Aim of the exercise: Filter this material down to the lines that hold "Channel", copying each one.

[Data records]
(begin)

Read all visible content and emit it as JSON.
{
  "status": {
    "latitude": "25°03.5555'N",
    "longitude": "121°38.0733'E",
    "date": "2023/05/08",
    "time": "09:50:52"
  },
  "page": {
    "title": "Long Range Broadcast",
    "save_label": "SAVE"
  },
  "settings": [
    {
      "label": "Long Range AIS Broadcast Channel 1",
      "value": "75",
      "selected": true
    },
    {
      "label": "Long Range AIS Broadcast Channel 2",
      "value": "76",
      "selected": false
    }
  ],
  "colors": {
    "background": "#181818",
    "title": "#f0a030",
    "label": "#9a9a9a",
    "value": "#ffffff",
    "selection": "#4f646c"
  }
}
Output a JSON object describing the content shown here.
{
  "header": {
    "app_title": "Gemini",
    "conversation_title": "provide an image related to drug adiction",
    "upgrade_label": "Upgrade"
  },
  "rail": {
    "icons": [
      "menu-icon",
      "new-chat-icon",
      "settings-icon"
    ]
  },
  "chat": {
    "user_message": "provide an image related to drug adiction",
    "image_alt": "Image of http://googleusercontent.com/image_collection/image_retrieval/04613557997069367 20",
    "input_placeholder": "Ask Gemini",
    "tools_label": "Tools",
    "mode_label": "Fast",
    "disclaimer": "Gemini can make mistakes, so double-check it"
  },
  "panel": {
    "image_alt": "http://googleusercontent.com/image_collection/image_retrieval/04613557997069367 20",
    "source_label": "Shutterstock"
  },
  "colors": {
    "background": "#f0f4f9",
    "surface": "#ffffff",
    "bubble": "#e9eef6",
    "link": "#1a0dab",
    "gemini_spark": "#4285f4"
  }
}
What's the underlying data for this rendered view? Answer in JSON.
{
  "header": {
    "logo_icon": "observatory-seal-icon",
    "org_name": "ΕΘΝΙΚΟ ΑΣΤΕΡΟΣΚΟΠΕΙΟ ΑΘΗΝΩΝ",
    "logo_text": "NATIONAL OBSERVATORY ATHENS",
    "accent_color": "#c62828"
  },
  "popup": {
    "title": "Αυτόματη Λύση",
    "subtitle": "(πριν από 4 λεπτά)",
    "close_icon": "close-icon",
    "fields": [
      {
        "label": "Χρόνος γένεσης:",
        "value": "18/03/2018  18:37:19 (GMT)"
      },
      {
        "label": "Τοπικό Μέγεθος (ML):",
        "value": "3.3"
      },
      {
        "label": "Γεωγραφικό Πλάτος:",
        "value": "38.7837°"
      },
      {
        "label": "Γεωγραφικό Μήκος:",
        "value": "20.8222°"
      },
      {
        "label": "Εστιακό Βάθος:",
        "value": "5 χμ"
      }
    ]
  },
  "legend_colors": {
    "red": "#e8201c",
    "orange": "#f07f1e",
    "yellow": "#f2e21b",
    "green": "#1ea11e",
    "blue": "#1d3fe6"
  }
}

(end)

Task result:
      "label": "Long Range AIS Broadcast Channel 1",
      "label": "Long Range AIS Broadcast Channel 2",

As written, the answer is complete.